#### Short task:
From the entries below, gather every line containing the string "name".

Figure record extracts
+++

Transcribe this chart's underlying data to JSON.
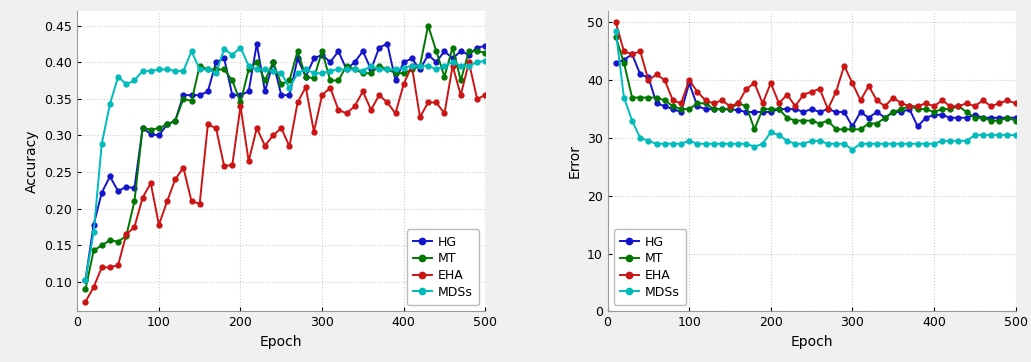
{
  "acc_epochs": [
    10,
    20,
    30,
    40,
    50,
    60,
    70,
    80,
    90,
    100,
    110,
    120,
    130,
    140,
    150,
    160,
    170,
    180,
    190,
    200,
    210,
    220,
    230,
    240,
    250,
    260,
    270,
    280,
    290,
    300,
    310,
    320,
    330,
    340,
    350,
    360,
    370,
    380,
    390,
    400,
    410,
    420,
    430,
    440,
    450,
    460,
    470,
    480,
    490,
    500
  ],
  "acc_HG": [
    0.103,
    0.178,
    0.222,
    0.244,
    0.224,
    0.23,
    0.228,
    0.31,
    0.302,
    0.3,
    0.315,
    0.32,
    0.355,
    0.355,
    0.355,
    0.36,
    0.4,
    0.405,
    0.355,
    0.355,
    0.36,
    0.425,
    0.36,
    0.4,
    0.355,
    0.355,
    0.405,
    0.38,
    0.405,
    0.41,
    0.4,
    0.415,
    0.39,
    0.4,
    0.415,
    0.39,
    0.42,
    0.425,
    0.375,
    0.4,
    0.405,
    0.39,
    0.41,
    0.4,
    0.415,
    0.405,
    0.415,
    0.41,
    0.42,
    0.422
  ],
  "acc_MT": [
    0.09,
    0.143,
    0.15,
    0.157,
    0.155,
    0.163,
    0.21,
    0.31,
    0.308,
    0.31,
    0.315,
    0.32,
    0.35,
    0.347,
    0.395,
    0.39,
    0.39,
    0.39,
    0.375,
    0.345,
    0.39,
    0.4,
    0.375,
    0.4,
    0.37,
    0.375,
    0.415,
    0.38,
    0.378,
    0.415,
    0.375,
    0.375,
    0.395,
    0.39,
    0.385,
    0.385,
    0.395,
    0.39,
    0.385,
    0.385,
    0.39,
    0.395,
    0.45,
    0.415,
    0.38,
    0.42,
    0.375,
    0.415,
    0.415,
    0.413
  ],
  "acc_EHA": [
    0.073,
    0.093,
    0.12,
    0.12,
    0.123,
    0.165,
    0.175,
    0.215,
    0.235,
    0.178,
    0.21,
    0.24,
    0.256,
    0.21,
    0.207,
    0.315,
    0.31,
    0.258,
    0.26,
    0.34,
    0.265,
    0.31,
    0.286,
    0.3,
    0.31,
    0.285,
    0.345,
    0.366,
    0.305,
    0.355,
    0.365,
    0.335,
    0.33,
    0.34,
    0.36,
    0.335,
    0.355,
    0.345,
    0.33,
    0.37,
    0.395,
    0.325,
    0.345,
    0.345,
    0.33,
    0.395,
    0.355,
    0.4,
    0.35,
    0.355
  ],
  "acc_MDSs": [
    0.103,
    0.168,
    0.289,
    0.343,
    0.38,
    0.37,
    0.375,
    0.388,
    0.388,
    0.39,
    0.39,
    0.388,
    0.388,
    0.415,
    0.39,
    0.39,
    0.385,
    0.418,
    0.41,
    0.42,
    0.395,
    0.39,
    0.39,
    0.388,
    0.385,
    0.365,
    0.385,
    0.39,
    0.385,
    0.385,
    0.388,
    0.39,
    0.39,
    0.39,
    0.388,
    0.395,
    0.39,
    0.39,
    0.39,
    0.392,
    0.395,
    0.395,
    0.395,
    0.39,
    0.395,
    0.4,
    0.395,
    0.395,
    0.4,
    0.402
  ],
  "err_epochs": [
    10,
    20,
    30,
    40,
    50,
    60,
    70,
    80,
    90,
    100,
    110,
    120,
    130,
    140,
    150,
    160,
    170,
    180,
    190,
    200,
    210,
    220,
    230,
    240,
    250,
    260,
    270,
    280,
    290,
    300,
    310,
    320,
    330,
    340,
    350,
    360,
    370,
    380,
    390,
    400,
    410,
    420,
    430,
    440,
    450,
    460,
    470,
    480,
    490,
    500
  ],
  "err_HG": [
    43.0,
    43.5,
    44.5,
    41.0,
    40.5,
    36.0,
    35.5,
    35.0,
    34.5,
    39.5,
    35.5,
    35.0,
    35.0,
    35.0,
    35.0,
    34.8,
    34.5,
    34.5,
    34.5,
    34.5,
    35.0,
    35.0,
    35.0,
    34.5,
    35.0,
    34.5,
    35.0,
    34.5,
    34.5,
    32.0,
    34.5,
    33.5,
    34.5,
    33.5,
    34.5,
    34.5,
    35.0,
    32.0,
    33.5,
    34.0,
    34.0,
    33.5,
    33.5,
    33.5,
    34.0,
    33.5,
    33.5,
    33.5,
    33.5,
    33.5
  ],
  "err_MT": [
    47.5,
    43.0,
    37.0,
    37.0,
    37.0,
    37.0,
    36.5,
    35.5,
    35.0,
    35.0,
    36.0,
    36.0,
    35.0,
    35.0,
    35.0,
    36.0,
    35.5,
    31.5,
    35.0,
    35.0,
    35.0,
    33.5,
    33.0,
    33.0,
    33.0,
    32.5,
    33.0,
    31.5,
    31.5,
    31.5,
    31.5,
    32.5,
    32.5,
    33.5,
    34.5,
    35.0,
    35.5,
    35.0,
    35.0,
    34.5,
    35.0,
    35.0,
    35.5,
    34.5,
    33.5,
    33.5,
    33.0,
    33.0,
    33.5,
    33.0
  ],
  "err_EHA": [
    50.0,
    45.0,
    44.5,
    45.0,
    40.0,
    41.0,
    40.0,
    36.5,
    36.0,
    40.0,
    38.0,
    36.5,
    36.0,
    36.5,
    35.5,
    36.0,
    38.5,
    39.5,
    36.0,
    39.5,
    36.0,
    37.5,
    35.5,
    37.5,
    38.0,
    38.5,
    35.0,
    38.0,
    42.5,
    39.5,
    36.5,
    39.0,
    36.5,
    35.5,
    37.0,
    36.0,
    35.5,
    35.5,
    36.0,
    35.5,
    36.5,
    35.5,
    35.5,
    36.0,
    35.5,
    36.5,
    35.5,
    36.0,
    36.5,
    36.0
  ],
  "err_MDSs": [
    48.5,
    37.0,
    33.0,
    30.0,
    29.5,
    29.0,
    29.0,
    29.0,
    29.0,
    29.5,
    29.0,
    29.0,
    29.0,
    29.0,
    29.0,
    29.0,
    29.0,
    28.5,
    29.0,
    31.0,
    30.5,
    29.5,
    29.0,
    29.0,
    29.5,
    29.5,
    29.0,
    29.0,
    29.0,
    28.0,
    29.0,
    29.0,
    29.0,
    29.0,
    29.0,
    29.0,
    29.0,
    29.0,
    29.0,
    29.0,
    29.5,
    29.5,
    29.5,
    29.5,
    30.5,
    30.5,
    30.5,
    30.5,
    30.5,
    30.5
  ],
  "colors": {
    "HG": "#1414cc",
    "MT": "#007700",
    "EHA": "#cc1414",
    "MDSs": "#00bbbb"
  },
  "acc_ylim": [
    0.06,
    0.47
  ],
  "err_ylim": [
    0,
    52
  ],
  "acc_yticks": [
    0.1,
    0.15,
    0.2,
    0.25,
    0.3,
    0.35,
    0.4,
    0.45
  ],
  "err_yticks": [
    0,
    10,
    20,
    30,
    40,
    50
  ],
  "xlim": [
    0,
    500
  ],
  "xticks": [
    0,
    100,
    200,
    300,
    400,
    500
  ],
  "xlabel": "Epoch",
  "acc_ylabel": "Accuracy",
  "err_ylabel": "Error",
  "plot_bg": "#ffffff",
  "fig_bg": "#f0f0f0",
  "grid_color": "#cccccc",
  "marker": "o",
  "markersize": 3.5,
  "linewidth": 1.4
}
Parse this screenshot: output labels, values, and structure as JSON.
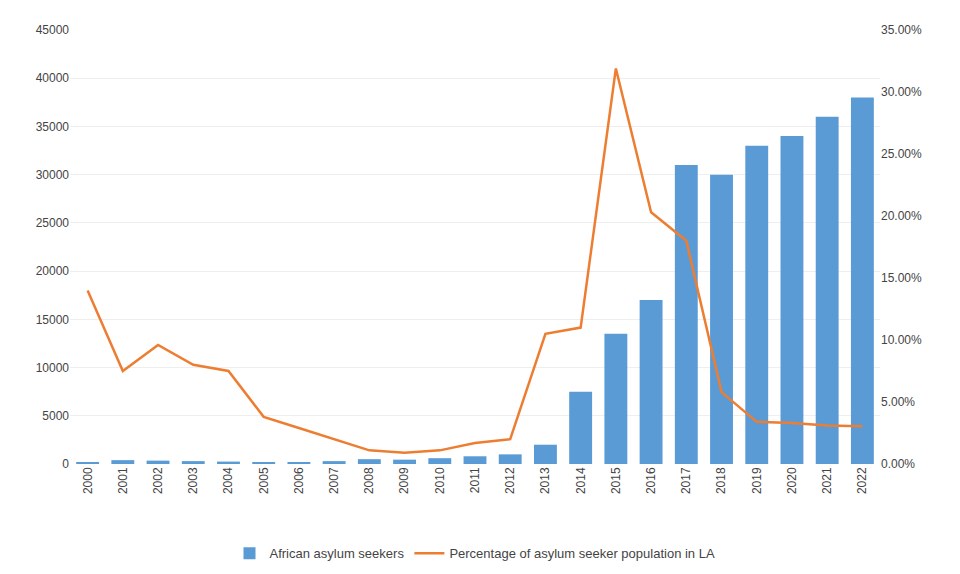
{
  "chart_data": {
    "type": "bar",
    "categories": [
      "2000",
      "2001",
      "2002",
      "2003",
      "2004",
      "2005",
      "2006",
      "2007",
      "2008",
      "2009",
      "2010",
      "2011",
      "2012",
      "2013",
      "2014",
      "2015",
      "2016",
      "2017",
      "2018",
      "2019",
      "2020",
      "2021",
      "2022"
    ],
    "series": [
      {
        "name": "African asylum seekers",
        "type": "bar",
        "color": "#5B9BD5",
        "values": [
          200,
          400,
          350,
          300,
          250,
          200,
          200,
          300,
          500,
          450,
          600,
          800,
          1000,
          2000,
          7500,
          13500,
          17000,
          31000,
          30000,
          33000,
          34000,
          36000,
          38000
        ]
      },
      {
        "name": "Percentage of asylum seeker population in LA",
        "type": "line",
        "color": "#ED7D31",
        "axis": "y2",
        "values": [
          0.14,
          0.075,
          0.096,
          0.08,
          0.075,
          0.038,
          0.029,
          0.02,
          0.011,
          0.009,
          0.011,
          0.017,
          0.02,
          0.105,
          0.11,
          0.319,
          0.203,
          0.18,
          0.058,
          0.034,
          0.033,
          0.031,
          0.0305
        ]
      }
    ],
    "ylim": [
      0,
      45000
    ],
    "yticks": [
      0,
      5000,
      10000,
      15000,
      20000,
      25000,
      30000,
      35000,
      40000,
      45000
    ],
    "y2lim": [
      0,
      0.35
    ],
    "y2ticks": [
      {
        "value": 0.0,
        "label": "0.00%"
      },
      {
        "value": 0.05,
        "label": "5.00%"
      },
      {
        "value": 0.1,
        "label": "10.00%"
      },
      {
        "value": 0.15,
        "label": "15.00%"
      },
      {
        "value": 0.2,
        "label": "20.00%"
      },
      {
        "value": 0.25,
        "label": "25.00%"
      },
      {
        "value": 0.3,
        "label": "30.00%"
      },
      {
        "value": 0.35,
        "label": "35.00%"
      }
    ],
    "grid": true,
    "legend": "bottom"
  }
}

+++

#### Task result:
        "name": "African asylum seekers",
        "name": "Percentage of asylum seeker population in LA",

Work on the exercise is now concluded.